Document text.
..........

This is the internal problem. The interface bloat — too many methods — is a separate concern, and we will address it in Part 2. The problem this article solves is the query duplication and scattered logic inside the existing methods.

AQC eliminates this without touching the repository's public interface at all.


The Approach

Each repository method remains publicly named and individually responsible for its domain operation. But instead of writing Eloquent query logic directly, each method privately constructs a $params array that describes what it needs, and delegates the actual query construction and execution to a dedicated AQC class.

The repository method owns two things:

  1. Deciding what parameters apply to this specific operation
  2. Calling the AQC class with those parameters

The AQC class owns one thing:

  1. Building and executing the query from whatever parameters it receives

The caller owns nothing new. The interface is unchanged.


Step 1 — The AQC Classes

We create one AQC class per CRUD operation. Each class contains all possible conditions for that operation. Repository methods activate the conditions they need by including the relevant keys in $params.

..........

Supplied entries.
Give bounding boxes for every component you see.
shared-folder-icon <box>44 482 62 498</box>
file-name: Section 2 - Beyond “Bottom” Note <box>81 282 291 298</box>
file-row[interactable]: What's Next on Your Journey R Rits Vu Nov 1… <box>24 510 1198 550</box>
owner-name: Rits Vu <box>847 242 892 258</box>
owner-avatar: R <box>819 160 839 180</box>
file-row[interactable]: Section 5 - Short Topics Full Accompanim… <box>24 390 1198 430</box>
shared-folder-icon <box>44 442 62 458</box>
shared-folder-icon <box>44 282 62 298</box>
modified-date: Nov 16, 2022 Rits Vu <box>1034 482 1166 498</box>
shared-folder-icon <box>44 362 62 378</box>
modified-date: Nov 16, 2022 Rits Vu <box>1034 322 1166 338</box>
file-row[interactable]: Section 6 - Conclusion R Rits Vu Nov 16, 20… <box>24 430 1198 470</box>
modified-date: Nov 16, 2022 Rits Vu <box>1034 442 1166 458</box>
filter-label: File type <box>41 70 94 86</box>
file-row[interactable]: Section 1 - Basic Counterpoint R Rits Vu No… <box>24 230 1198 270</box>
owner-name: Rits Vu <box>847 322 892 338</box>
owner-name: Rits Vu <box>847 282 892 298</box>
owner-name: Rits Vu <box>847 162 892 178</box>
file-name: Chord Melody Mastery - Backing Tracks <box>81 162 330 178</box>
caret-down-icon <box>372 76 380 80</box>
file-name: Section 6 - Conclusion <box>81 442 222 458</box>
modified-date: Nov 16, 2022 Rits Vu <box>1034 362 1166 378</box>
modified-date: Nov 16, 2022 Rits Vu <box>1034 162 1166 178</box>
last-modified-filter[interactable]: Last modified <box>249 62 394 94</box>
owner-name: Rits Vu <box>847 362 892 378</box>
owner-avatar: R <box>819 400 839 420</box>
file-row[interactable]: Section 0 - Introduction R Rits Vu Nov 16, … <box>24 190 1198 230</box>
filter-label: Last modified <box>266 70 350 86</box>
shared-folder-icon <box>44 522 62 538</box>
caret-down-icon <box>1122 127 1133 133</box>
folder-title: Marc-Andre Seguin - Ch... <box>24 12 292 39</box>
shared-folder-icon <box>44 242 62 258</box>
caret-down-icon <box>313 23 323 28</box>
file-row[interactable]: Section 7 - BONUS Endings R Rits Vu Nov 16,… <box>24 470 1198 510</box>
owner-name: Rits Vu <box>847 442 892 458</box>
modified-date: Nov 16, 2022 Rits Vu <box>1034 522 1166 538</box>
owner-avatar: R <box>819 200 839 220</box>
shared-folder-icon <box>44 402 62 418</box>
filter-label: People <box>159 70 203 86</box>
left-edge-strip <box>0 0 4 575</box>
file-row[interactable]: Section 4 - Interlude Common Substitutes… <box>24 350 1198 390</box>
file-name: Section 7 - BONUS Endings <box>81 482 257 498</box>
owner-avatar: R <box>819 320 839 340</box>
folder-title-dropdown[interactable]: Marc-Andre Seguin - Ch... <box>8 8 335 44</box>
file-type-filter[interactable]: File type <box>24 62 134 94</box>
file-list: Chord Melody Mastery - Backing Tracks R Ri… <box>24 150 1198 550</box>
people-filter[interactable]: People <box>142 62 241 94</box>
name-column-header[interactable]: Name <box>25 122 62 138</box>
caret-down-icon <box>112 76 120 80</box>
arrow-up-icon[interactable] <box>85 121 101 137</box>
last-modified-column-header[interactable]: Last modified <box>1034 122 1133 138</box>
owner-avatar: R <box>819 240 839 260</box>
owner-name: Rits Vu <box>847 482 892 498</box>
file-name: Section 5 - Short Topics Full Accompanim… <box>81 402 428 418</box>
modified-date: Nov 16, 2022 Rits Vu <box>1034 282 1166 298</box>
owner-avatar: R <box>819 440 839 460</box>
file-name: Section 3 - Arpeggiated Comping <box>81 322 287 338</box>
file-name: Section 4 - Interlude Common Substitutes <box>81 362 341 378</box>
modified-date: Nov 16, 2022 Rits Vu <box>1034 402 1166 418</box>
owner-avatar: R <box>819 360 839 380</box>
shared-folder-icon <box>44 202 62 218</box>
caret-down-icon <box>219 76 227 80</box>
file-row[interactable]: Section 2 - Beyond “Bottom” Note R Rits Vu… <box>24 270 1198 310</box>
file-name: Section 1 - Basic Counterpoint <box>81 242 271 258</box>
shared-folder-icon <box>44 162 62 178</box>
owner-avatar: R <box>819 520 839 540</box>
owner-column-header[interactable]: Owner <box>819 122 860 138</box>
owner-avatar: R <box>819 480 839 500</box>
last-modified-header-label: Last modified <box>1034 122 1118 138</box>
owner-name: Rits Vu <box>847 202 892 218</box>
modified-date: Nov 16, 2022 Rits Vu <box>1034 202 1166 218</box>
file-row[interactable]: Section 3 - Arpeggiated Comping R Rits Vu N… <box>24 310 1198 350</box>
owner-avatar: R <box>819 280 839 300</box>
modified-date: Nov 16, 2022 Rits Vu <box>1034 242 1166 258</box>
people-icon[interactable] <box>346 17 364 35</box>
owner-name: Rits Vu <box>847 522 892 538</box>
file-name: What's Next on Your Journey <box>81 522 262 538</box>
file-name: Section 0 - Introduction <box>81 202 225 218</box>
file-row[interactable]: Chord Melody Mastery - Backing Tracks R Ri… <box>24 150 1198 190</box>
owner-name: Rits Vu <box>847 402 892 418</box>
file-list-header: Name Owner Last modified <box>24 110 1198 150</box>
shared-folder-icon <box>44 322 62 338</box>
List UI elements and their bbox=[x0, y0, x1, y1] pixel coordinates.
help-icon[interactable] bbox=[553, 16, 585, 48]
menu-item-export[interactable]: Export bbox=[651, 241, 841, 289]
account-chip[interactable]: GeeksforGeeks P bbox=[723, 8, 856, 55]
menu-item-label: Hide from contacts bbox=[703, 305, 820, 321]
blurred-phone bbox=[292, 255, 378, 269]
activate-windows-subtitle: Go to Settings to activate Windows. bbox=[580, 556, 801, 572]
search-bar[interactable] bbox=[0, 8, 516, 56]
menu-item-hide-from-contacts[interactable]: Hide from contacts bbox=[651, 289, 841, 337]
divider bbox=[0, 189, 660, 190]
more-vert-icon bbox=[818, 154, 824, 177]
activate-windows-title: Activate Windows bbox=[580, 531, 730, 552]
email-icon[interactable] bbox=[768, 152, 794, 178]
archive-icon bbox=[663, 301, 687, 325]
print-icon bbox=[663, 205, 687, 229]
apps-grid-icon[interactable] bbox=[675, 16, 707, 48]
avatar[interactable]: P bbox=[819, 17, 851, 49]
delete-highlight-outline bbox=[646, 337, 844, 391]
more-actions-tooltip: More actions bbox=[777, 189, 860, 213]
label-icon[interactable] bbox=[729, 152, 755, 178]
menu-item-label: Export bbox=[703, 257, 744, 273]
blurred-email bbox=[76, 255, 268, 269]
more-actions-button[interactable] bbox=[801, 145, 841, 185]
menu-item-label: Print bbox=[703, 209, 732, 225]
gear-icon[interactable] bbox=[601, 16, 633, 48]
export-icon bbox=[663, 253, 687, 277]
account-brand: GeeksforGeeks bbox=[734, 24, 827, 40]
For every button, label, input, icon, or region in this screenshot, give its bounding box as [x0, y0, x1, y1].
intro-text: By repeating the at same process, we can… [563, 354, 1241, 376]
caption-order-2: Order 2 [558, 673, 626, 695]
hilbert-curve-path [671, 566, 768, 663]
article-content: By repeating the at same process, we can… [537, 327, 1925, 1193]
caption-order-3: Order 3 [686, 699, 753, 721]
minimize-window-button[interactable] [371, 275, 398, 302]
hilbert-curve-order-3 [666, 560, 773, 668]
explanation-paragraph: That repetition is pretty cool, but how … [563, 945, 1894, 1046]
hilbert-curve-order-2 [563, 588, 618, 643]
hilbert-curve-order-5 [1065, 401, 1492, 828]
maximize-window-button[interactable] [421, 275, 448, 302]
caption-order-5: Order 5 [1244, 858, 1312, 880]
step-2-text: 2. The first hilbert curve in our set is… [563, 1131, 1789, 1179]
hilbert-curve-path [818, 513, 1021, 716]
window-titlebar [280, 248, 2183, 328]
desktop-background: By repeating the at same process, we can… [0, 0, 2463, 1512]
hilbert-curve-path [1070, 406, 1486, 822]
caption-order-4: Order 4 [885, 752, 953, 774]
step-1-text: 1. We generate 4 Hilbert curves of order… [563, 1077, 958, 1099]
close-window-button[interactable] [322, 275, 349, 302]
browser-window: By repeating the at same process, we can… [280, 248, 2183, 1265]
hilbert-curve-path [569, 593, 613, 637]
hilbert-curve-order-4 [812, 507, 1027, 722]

..........

Task 1. Can you reproduce the AQC article's text between "1. Building and" and "keys in $params.", inclusive, word for word?
Task 2. Could you continue the article on AQC classes for repositories from the point where it stops?

Written response 1.
1. Building and executing the query from whatever parameters it receives

The caller owns nothing new. The interface is unchanged.


Step 1 — The AQC Classes

We create one AQC class per CRUD operation. Each class contains all possible conditions for that operation. Repository methods activate the conditions they need by including the relevant keys in $params.

Written response 2.
GetProducts:

namespace App\AQC\Product;

class GetProducts
{
    public function handle(array $params): Collection|LengthAwarePaginator
    {
        $query = Product::query();

        if (!empty($params['status'])) {
            $query->where('status', $params['status']);
        }

        if (!empty($params['category_id'])) {
            $query->where('category_id', $params['category_id']);
        }

        if (isset($params['min_stock'])) {
            $query->where('stock_quantity', '>', $params['min_stock']);
        }

        if (!empty($params['search'])) {
            $query->where(function ($q) use ($params) {
                $q->where('name', 'like', '%' . $params['search'] . '%')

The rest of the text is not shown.